* Begin *

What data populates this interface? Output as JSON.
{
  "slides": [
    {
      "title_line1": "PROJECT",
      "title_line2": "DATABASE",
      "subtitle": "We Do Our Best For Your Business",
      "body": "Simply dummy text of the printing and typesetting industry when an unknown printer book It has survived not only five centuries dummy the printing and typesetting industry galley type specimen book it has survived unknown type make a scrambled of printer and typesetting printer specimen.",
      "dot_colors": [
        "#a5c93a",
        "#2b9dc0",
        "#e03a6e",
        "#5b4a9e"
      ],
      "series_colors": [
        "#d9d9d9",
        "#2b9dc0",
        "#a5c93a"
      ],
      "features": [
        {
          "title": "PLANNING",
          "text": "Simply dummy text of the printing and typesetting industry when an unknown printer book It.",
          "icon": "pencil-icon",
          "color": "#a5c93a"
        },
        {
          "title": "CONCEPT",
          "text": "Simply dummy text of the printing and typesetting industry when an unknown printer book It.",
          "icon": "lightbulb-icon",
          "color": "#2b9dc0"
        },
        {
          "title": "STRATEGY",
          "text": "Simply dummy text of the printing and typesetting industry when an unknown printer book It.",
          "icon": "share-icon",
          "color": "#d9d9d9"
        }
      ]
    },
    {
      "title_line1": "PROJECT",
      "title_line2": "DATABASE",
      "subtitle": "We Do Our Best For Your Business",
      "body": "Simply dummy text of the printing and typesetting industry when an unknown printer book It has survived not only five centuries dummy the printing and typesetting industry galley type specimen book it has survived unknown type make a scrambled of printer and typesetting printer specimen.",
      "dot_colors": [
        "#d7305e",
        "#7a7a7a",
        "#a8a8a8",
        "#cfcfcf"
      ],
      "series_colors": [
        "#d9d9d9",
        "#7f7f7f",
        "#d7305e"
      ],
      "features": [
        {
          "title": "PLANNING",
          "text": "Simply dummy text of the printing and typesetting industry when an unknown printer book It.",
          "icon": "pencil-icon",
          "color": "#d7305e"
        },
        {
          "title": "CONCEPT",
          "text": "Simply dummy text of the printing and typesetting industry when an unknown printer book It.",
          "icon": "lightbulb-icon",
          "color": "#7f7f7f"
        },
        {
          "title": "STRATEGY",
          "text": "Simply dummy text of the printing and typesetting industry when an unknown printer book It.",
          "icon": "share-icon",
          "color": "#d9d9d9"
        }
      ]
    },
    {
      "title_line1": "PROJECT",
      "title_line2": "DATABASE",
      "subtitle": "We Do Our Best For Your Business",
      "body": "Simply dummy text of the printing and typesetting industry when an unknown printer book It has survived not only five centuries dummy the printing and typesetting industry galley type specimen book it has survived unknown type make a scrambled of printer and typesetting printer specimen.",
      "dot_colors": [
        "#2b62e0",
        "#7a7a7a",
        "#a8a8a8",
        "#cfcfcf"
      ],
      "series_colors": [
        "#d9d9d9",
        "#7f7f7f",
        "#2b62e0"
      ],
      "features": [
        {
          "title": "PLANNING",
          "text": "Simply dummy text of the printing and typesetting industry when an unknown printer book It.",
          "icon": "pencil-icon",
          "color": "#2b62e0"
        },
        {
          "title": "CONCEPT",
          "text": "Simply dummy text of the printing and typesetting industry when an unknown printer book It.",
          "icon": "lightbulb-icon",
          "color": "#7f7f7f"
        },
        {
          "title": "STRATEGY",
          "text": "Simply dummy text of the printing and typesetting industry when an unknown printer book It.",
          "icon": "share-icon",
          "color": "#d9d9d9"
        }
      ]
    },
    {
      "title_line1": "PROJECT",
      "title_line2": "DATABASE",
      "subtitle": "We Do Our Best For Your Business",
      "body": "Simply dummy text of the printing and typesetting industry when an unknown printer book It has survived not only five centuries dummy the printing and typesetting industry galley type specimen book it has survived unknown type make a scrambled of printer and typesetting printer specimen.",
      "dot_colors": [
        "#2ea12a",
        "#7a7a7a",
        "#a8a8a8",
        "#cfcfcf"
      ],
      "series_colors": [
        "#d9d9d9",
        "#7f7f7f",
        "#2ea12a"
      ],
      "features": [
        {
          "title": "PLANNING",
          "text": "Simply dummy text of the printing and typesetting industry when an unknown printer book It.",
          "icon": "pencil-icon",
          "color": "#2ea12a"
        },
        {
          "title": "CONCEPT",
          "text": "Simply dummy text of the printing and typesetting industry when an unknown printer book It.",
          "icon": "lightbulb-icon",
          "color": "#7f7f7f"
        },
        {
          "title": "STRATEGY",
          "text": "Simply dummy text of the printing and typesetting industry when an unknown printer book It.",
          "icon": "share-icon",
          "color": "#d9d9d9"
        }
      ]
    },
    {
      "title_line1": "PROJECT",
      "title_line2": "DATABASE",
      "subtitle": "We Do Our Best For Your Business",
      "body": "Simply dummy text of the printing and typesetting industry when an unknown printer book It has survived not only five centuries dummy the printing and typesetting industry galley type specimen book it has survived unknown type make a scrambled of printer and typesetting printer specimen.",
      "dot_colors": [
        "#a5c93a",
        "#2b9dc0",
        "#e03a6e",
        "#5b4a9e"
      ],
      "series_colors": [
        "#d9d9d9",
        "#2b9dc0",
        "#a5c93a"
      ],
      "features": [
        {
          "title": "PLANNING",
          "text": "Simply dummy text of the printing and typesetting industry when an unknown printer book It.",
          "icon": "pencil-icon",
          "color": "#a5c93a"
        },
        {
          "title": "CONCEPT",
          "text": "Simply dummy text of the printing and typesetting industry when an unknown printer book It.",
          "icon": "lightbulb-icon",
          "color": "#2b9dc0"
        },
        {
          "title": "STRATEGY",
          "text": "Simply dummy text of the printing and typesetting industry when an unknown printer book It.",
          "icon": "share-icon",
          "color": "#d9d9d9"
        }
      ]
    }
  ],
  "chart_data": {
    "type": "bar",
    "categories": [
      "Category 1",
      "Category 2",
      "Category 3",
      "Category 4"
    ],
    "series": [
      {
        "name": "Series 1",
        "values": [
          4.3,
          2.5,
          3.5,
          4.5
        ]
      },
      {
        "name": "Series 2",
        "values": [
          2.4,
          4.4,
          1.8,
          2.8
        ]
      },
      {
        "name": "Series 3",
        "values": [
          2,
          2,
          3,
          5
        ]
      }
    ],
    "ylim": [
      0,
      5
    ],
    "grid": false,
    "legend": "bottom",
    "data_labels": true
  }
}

* End *

Task requirements:
Pull out each record as written and restate it exactly.

Completed task:
What data populates this interface? Output as JSON.
{
  "slides": [
    {
      "title_line1": "PROJECT",
      "title_line2": "DATABASE",
      "subtitle": "We Do Our Best For Your Business",
      "body": "Simply dummy text of the printing and typesetting industry when an unknown printer book It has survived not only five centuries dummy the printing and typesetting industry galley type specimen book it has survived unknown type make a scrambled of printer and typesetting printer specimen.",
      "dot_colors": [
        "#a5c93a",
        "#2b9dc0",
        "#e03a6e",
        "#5b4a9e"
      ],
      "series_colors": [
        "#d9d9d9",
        "#2b9dc0",
        "#a5c93a"
      ],
      "features": [
        {
          "title": "PLANNING",
          "text": "Simply dummy text of the printing and typesetting industry when an unknown printer book It.",
          "icon": "pencil-icon",
          "color": "#a5c93a"
        },
        {
          "title": "CONCEPT",
          "text": "Simply dummy text of the printing and typesetting industry when an unknown printer book It.",
          "icon": "lightbulb-icon",
          "color": "#2b9dc0"
        },
        {
          "title": "STRATEGY",
          "text": "Simply dummy text of the printing and typesetting industry when an unknown printer book It.",
          "icon": "share-icon",
          "color": "#d9d9d9"
        }
      ]
    },
    {
      "title_line1": "PROJECT",
      "title_line2": "DATABASE",
      "subtitle": "We Do Our Best For Your Business",
      "body": "Simply dummy text of the printing and typesetting industry when an unknown printer book It has survived not only five centuries dummy the printing and typesetting industry galley type specimen book it has survived unknown type make a scrambled of printer and typesetting printer specimen.",
      "dot_colors": [
        "#d7305e",
        "#7a7a7a",
        "#a8a8a8",
        "#cfcfcf"
      ],
      "series_colors": [
        "#d9d9d9",
        "#7f7f7f",
        "#d7305e"
      ],
      "features": [
        {
          "title": "PLANNING",
          "text": "Simply dummy text of the printing and typesetting industry when an unknown printer book It.",
          "icon": "pencil-icon",
          "color": "#d7305e"
        },
        {
          "title": "CONCEPT",
          "text": "Simply dummy text of the printing and typesetting industry when an unknown printer book It.",
          "icon": "lightbulb-icon",
          "color": "#7f7f7f"
        },
        {
          "title": "STRATEGY",
          "text": "Simply dummy text of the printing and typesetting industry when an unknown printer book It.",
          "icon": "share-icon",
          "color": "#d9d9d9"
        }
      ]
    },
    {
      "title_line1": "PROJECT",
      "title_line2": "DATABASE",
      "subtitle": "We Do Our Best For Your Business",
      "body": "Simply dummy text of the printing and typesetting industry when an unknown printer book It has survived not only five centuries dummy the printing and typesetting industry galley type specimen book it has survived unknown type make a scrambled of printer and typesetting printer specimen.",
      "dot_colors": [
        "#2b62e0",
        "#7a7a7a",
        "#a8a8a8",
        "#cfcfcf"
      ],
      "series_colors": [
        "#d9d9d9",
        "#7f7f7f",
        "#2b62e0"
      ],
      "features": [
        {
          "title": "PLANNING",
          "text": "Simply dummy text of the printing and typesetting industry when an unknown printer book It.",
          "icon": "pencil-icon",
          "color": "#2b62e0"
        },
        {
          "title": "CONCEPT",
          "text": "Simply dummy text of the printing and typesetting industry when an unknown printer book It.",
          "icon": "lightbulb-icon",
          "color": "#7f7f7f"
        },
        {
          "title": "STRATEGY",
          "text": "Simply dummy text of the printing and typesetting industry when an unknown printer book It.",
          "icon": "share-icon",
          "color": "#d9d9d9"
        }
      ]
    },
    {
      "title_line1": "PROJECT",
      "title_line2": "DATABASE",
      "subtitle": "We Do Our Best For Your Business",
      "body": "Simply dummy text of the printing and typesetting industry when an unknown printer book It has survived not only five centuries dummy the printing and typesetting industry galley type specimen book it has survived unknown type make a scrambled of printer and typesetting printer specimen.",
      "dot_colors": [
        "#2ea12a",
        "#7a7a7a",
        "#a8a8a8",
        "#cfcfcf"
      ],
      "series_colors": [
        "#d9d9d9",
        "#7f7f7f",
        "#2ea12a"
      ],
      "features": [
        {
          "title": "PLANNING",
          "text": "Simply dummy text of the printing and typesetting industry when an unknown printer book It.",
          "icon": "pencil-icon",
          "color": "#2ea12a"
        },
        {
          "title": "CONCEPT",
          "text": "Simply dummy text of the printing and typesetting industry when an unknown printer book It.",
          "icon": "lightbulb-icon",
          "color": "#7f7f7f"
        },
        {
          "title": "STRATEGY",
          "text": "Simply dummy text of the printing and typesetting industry when an unknown printer book It.",
          "icon": "share-icon",
          "color": "#d9d9d9"
        }
      ]
    },
    {
      "title_line1": "PROJECT",
      "title_line2": "DATABASE",
      "subtitle": "We Do Our Best For Your Business",
      "body": "Simply dummy text of the printing and typesetting industry when an unknown printer book It has survived not only five centuries dummy the printing and typesetting industry galley type specimen book it has survived unknown type make a scrambled of printer and typesetting printer specimen.",
      "dot_colors": [
        "#a5c93a",
        "#2b9dc0",
        "#e03a6e",
        "#5b4a9e"
      ],
      "series_colors": [
        "#d9d9d9",
        "#2b9dc0",
        "#a5c93a"
      ],
      "features": [
        {
          "title": "PLANNING",
          "text": "Simply dummy text of the printing and typesetting industry when an unknown printer book It.",
          "icon": "pencil-icon",
          "color": "#a5c93a"
        },
        {
          "title": "CONCEPT",
          "text": "Simply dummy text of the printing and typesetting industry when an unknown printer book It.",
          "icon": "lightbulb-icon",
          "color": "#2b9dc0"
        },
        {
          "title": "STRATEGY",
          "text": "Simply dummy text of the printing and typesetting industry when an unknown printer book It.",
          "icon": "share-icon",
          "color": "#d9d9d9"
        }
      ]
    }
  ],
  "chart_data": {
    "type": "bar",
    "categories": [
      "Category 1",
      "Category 2",
      "Category 3",
      "Category 4"
    ],
    "series": [
      {
        "name": "Series 1",
        "values": [
          4.3,
          2.5,
          3.5,
          4.5
        ]
      },
      {
        "name": "Series 2",
        "values": [
          2.4,
          4.4,
          1.8,
          2.8
        ]
      },
      {
        "name": "Series 3",
        "values": [
          2,
          2,
          3,
          5
        ]
      }
    ],
    "ylim": [
      0,
      5
    ],
    "grid": false,
    "legend": "bottom",
    "data_labels": true
  }
}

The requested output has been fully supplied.